WRITTEN REQUEST
State only how many lines below include the string "Budějovice".

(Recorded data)
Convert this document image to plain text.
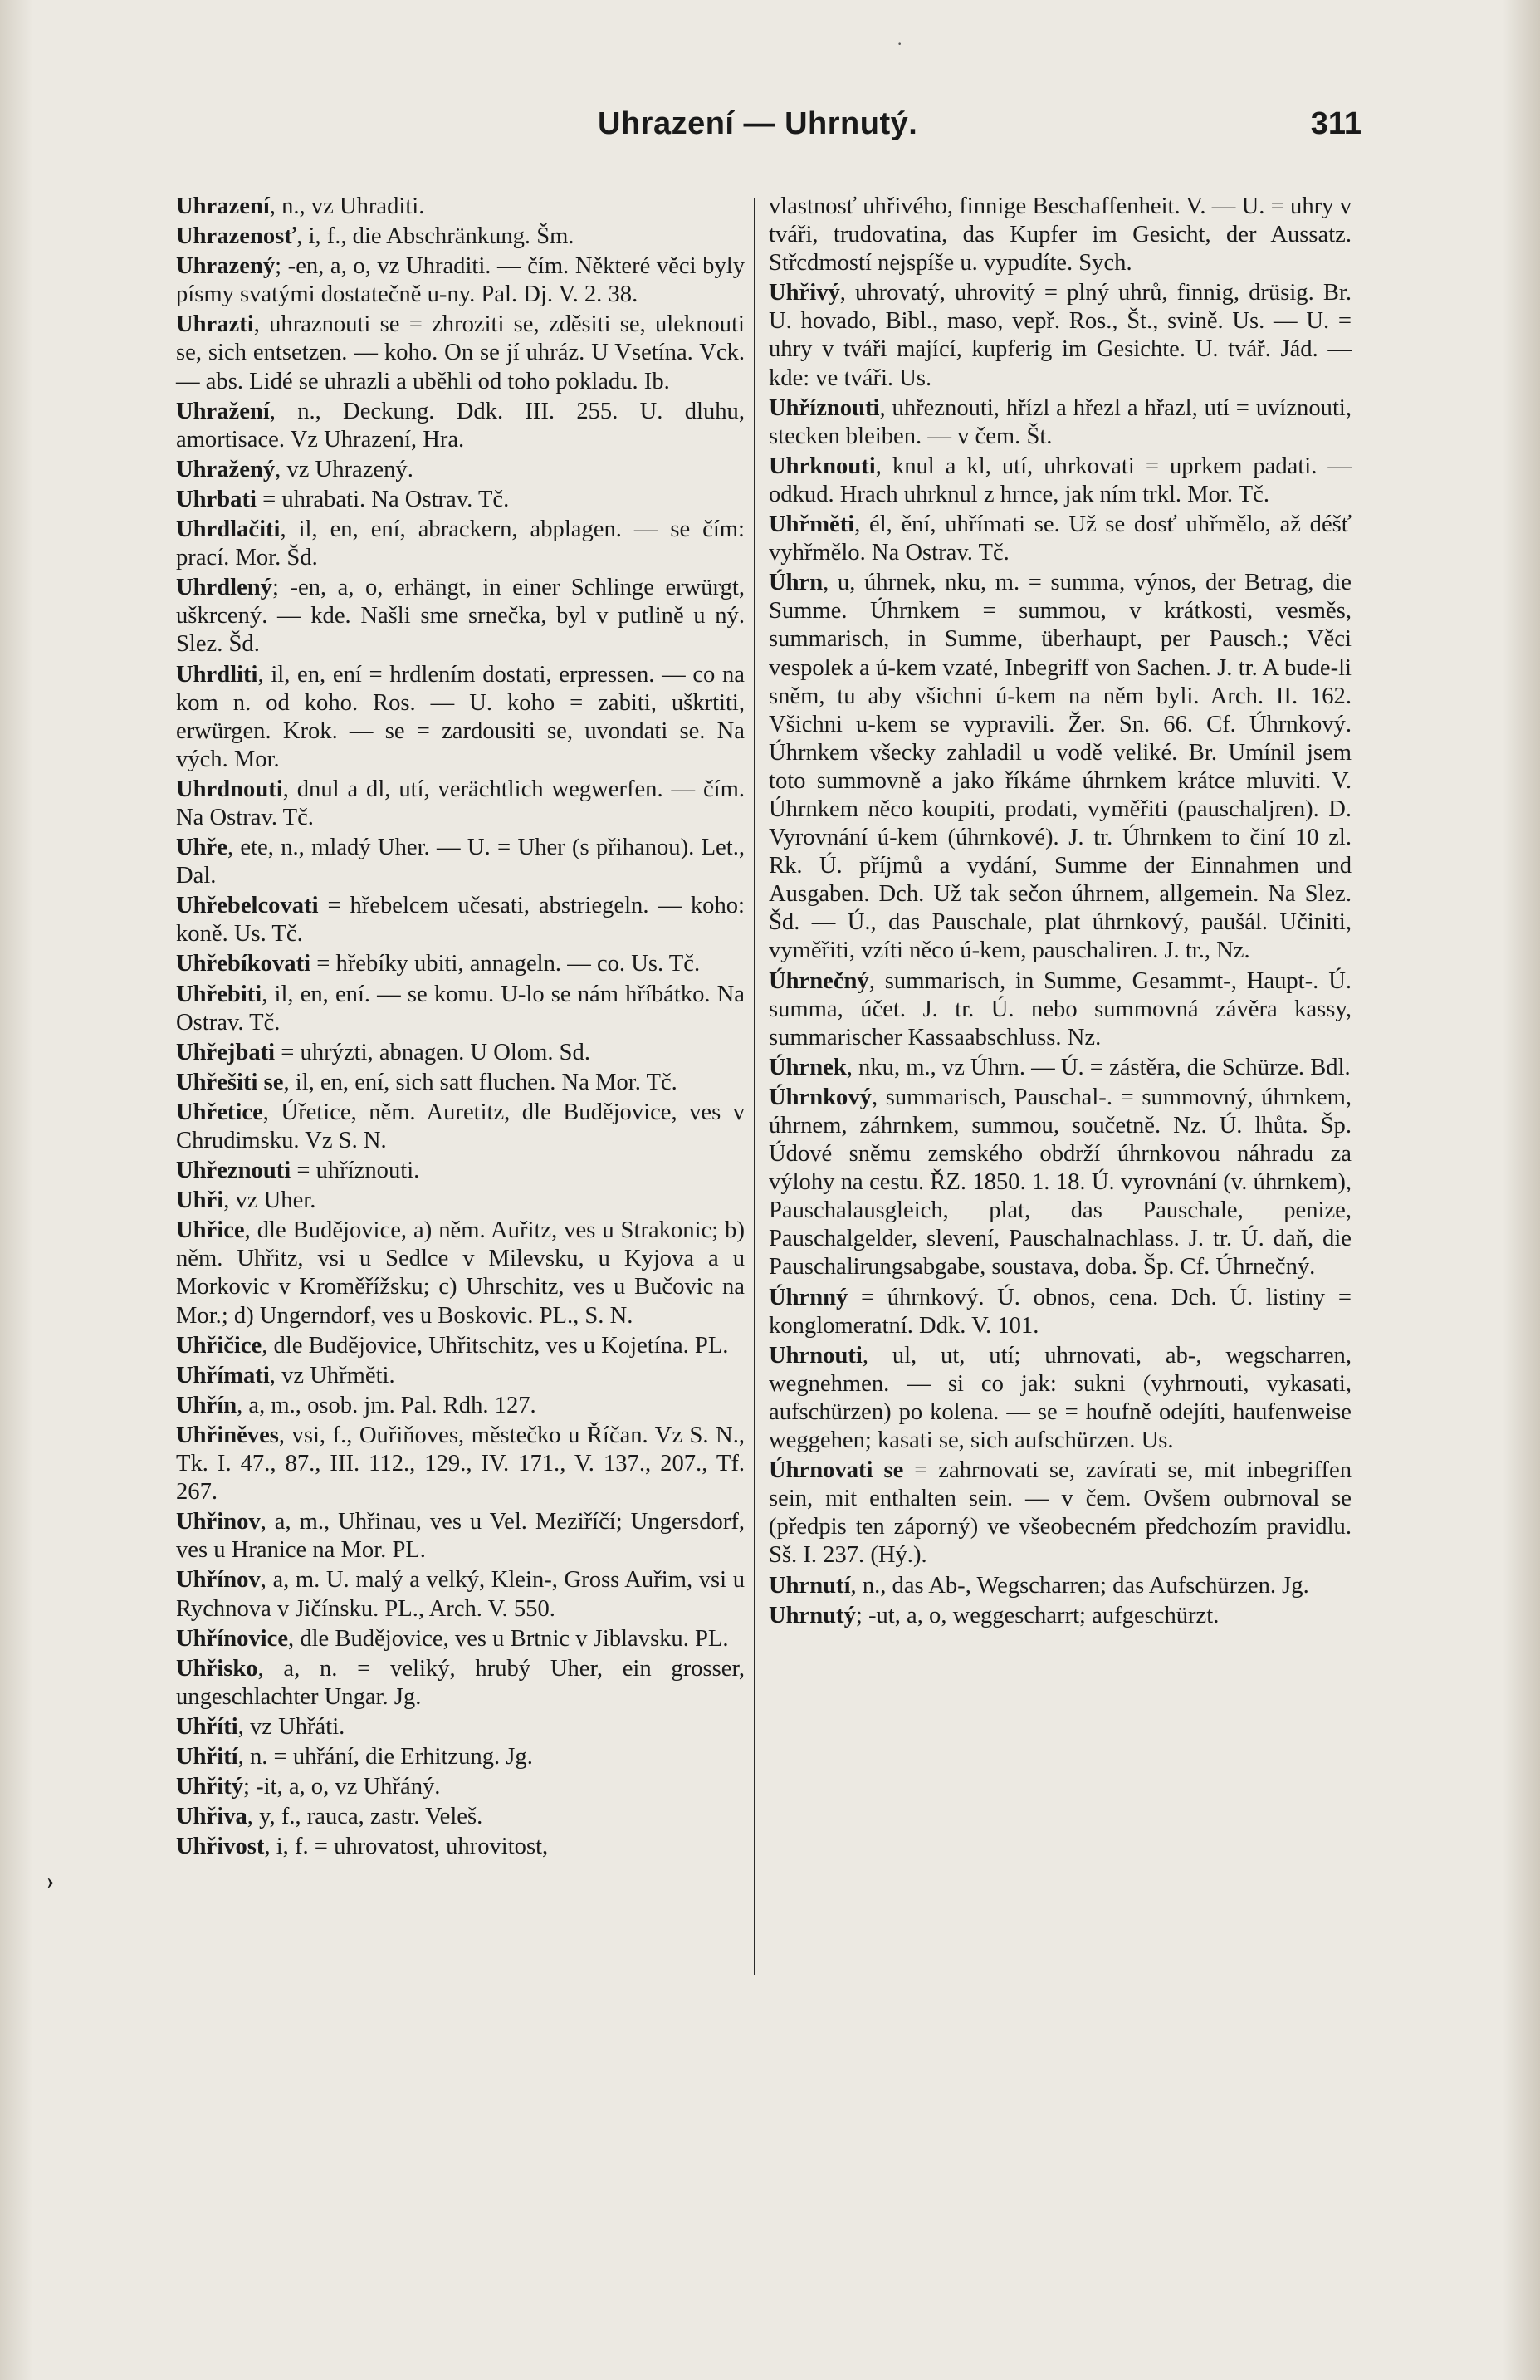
·
Uhrazení — Uhrnutý.	311
›
Uhrazení, n., vz Uhraditi.
Uhrazenosť, i, f., die Abschränkung. Šm.
Uhrazený; -en, a, o, vz Uhraditi. — čím. Některé věci byly písmy svatými dostatečně u-ny. Pal. Dj. V. 2. 38.
Uhrazti, uhraznouti se = zhroziti se, zděsiti se, uleknouti se, sich entsetzen. — koho. On se jí uhráz. U Vsetína. Vck. — abs. Lidé se uhrazli a uběhli od toho pokladu. Ib.
Uhražení, n., Deckung. Ddk. III. 255. U. dluhu, amortisace. Vz Uhrazení, Hra.
Uhražený, vz Uhrazený.
Uhrbati = uhrabati. Na Ostrav. Tč.
Uhrdlačiti, il, en, ení, abrackern, abplagen. — se čím: prací. Mor. Šd.
Uhrdlený; -en, a, o, erhängt, in einer Schlinge erwürgt, uškrcený. — kde. Našli sme srnečka, byl v putlině u ný. Slez. Šd.
Uhrdliti, il, en, ení = hrdlením dostati, erpressen. — co na kom n. od koho. Ros. — U. koho = zabiti, uškrtiti, erwürgen. Krok. — se = zardousiti se, uvondati se. Na vých. Mor.
Uhrdnouti, dnul a dl, utí, verächtlich wegwerfen. — čím. Na Ostrav. Tč.
Uhře, ete, n., mladý Uher. — U. = Uher (s přihanou). Let., Dal.
Uhřebelcovati = hřebelcem učesati, abstriegeln. — koho: koně. Us. Tč.
Uhřebíkovati = hřebíky ubiti, annageln. — co. Us. Tč.
Uhřebiti, il, en, ení. — se komu. U-lo se nám hříbátko. Na Ostrav. Tč.
Uhřejbati = uhrýzti, abnagen. U Olom. Sd.
Uhřešiti se, il, en, ení, sich satt fluchen. Na Mor. Tč.
Uhřetice, Úřetice, něm. Auretitz, dle Budějovice, ves v Chrudimsku. Vz S. N.
Uhřeznouti = uhříznouti.
Uhři, vz Uher.
Uhřice, dle Budějovice, a) něm. Auřitz, ves u Strakonic; b) něm. Uhřitz, vsi u Sedlce v Milevsku, u Kyjova a u Morkovic v Kroměřížsku; c) Uhrschitz, ves u Bučovic na Mor.; d) Ungerndorf, ves u Boskovic. PL., S. N.
Uhřičice, dle Budějovice, Uhřitschitz, ves u Kojetína. PL.
Uhřímati, vz Uhřměti.
Uhřín, a, m., osob. jm. Pal. Rdh. 127.
Uhřiněves, vsi, f., Ouřiňoves, městečko u Říčan. Vz S. N., Tk. I. 47., 87., III. 112., 129., IV. 171., V. 137., 207., Tf. 267.
Uhřinov, a, m., Uhřinau, ves u Vel. Meziříčí; Ungersdorf, ves u Hranice na Mor. PL.
Uhřínov, a, m. U. malý a velký, Klein-, Gross Auřim, vsi u Rychnova v Jičínsku. PL., Arch. V. 550.
Uhřínovice, dle Budějovice, ves u Brtnic v Jiblavsku. PL.
Uhřisko, a, n. = veliký, hrubý Uher, ein grosser, ungeschlachter Ungar. Jg.
Uhříti, vz Uhřáti.
Uhřití, n. = uhřání, die Erhitzung. Jg.
Uhřitý; -it, a, o, vz Uhřáný.
Uhřiva, y, f., rauca, zastr. Veleš.
Uhřivost, i, f. = uhrovatost, uhrovitost,
vlastnosť uhřivého, finnige Beschaffenheit. V. — U. = uhry v tváři, trudovatina, das Kupfer im Gesicht, der Aussatz. Střcdmostí nejspíše u. vypudíte. Sych.
Uhřivý, uhrovatý, uhrovitý = plný uhrů, finnig, drüsig. Br. U. hovado, Bibl., maso, vepř. Ros., Št., svině. Us. — U. = uhry v tváři mající, kupferig im Gesichte. U. tvář. Jád. — kde: ve tváři. Us.
Uhříznouti, uhřeznouti, hřízl a hřezl a hřazl, utí = uvíznouti, stecken bleiben. — v čem. Št.
Uhrknouti, knul a kl, utí, uhrkovati = uprkem padati. — odkud. Hrach uhrknul z hrnce, jak ním trkl. Mor. Tč.
Uhřměti, él, ění, uhřímati se. Už se dosť uhřmělo, až déšť vyhřmělo. Na Ostrav. Tč.
Úhrn, u, úhrnek, nku, m. = summa, výnos, der Betrag, die Summe. Úhrnkem = summou, v krátkosti, vesměs, summarisch, in Summe, überhaupt, per Pausch.; Věci vespolek a ú-kem vzaté, Inbegriff von Sachen. J. tr. A bude-li sněm, tu aby všichni ú-kem na něm byli. Arch. II. 162. Všichni u-kem se vypravili. Žer. Sn. 66. Cf. Úhrnkový. Úhrnkem všecky zahladil u vodě veliké. Br. Umínil jsem toto summovně a jako říkáme úhrnkem krátce mluviti. V. Úhrnkem něco koupiti, prodati, vyměřiti (pauschaljren). D. Vyrovnání ú-kem (úhrnkové). J. tr. Úhrnkem to činí 10 zl. Rk. Ú. příjmů a vydání, Summe der Einnahmen und Ausgaben. Dch. Už tak sečon úhrnem, allgemein. Na Slez. Šd. — Ú., das Pauschale, plat úhrnkový, paušál. Učiniti, vyměřiti, vzíti něco ú-kem, pauschaliren. J. tr., Nz.
Úhrnečný, summarisch, in Summe, Gesammt-, Haupt-. Ú. summa, účet. J. tr. Ú. nebo summovná závěra kassy, summarischer Kassaabschluss. Nz.
Úhrnek, nku, m., vz Úhrn. — Ú. = zástěra, die Schürze. Bdl.
Úhrnkový, summarisch, Pauschal-. = summovný, úhrnkem, úhrnem, záhrnkem, summou, součetně. Nz. Ú. lhůta. Šp. Údové sněmu zemského obdrží úhrnkovou náhradu za výlohy na cestu. ŘZ. 1850. 1. 18. Ú. vyrovnání (v. úhrnkem), Pauschalausgleich, plat, das Pauschale, penize, Pauschalgelder, slevení, Pauschalnachlass. J. tr. Ú. daň, die Pauschalirungsabgabe, soustava, doba. Šp. Cf. Úhrnečný.
Úhrnný = úhrnkový. Ú. obnos, cena. Dch. Ú. listiny = konglomeratní. Ddk. V. 101.
Uhrnouti, ul, ut, utí; uhrnovati, ab-, wegscharren, wegnehmen. — si co jak: sukni (vyhrnouti, vykasati, aufschürzen) po kolena. — se = houfně odejíti, haufenweise weggehen; kasati se, sich aufschürzen. Us.
Úhrnovati se = zahrnovati se, zavírati se, mit inbegriffen sein, mit enthalten sein. — v čem. Ovšem oubrnoval se (předpis ten záporný) ve všeobecném předchozím pravidlu. Sš. I. 237. (Hý.).
Uhrnutí, n., das Ab-, Wegscharren; das Aufschürzen. Jg.
Uhrnutý; -ut, a, o, weggescharrt; aufgeschürzt.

SOLUTION TO THIS PROBLEM
4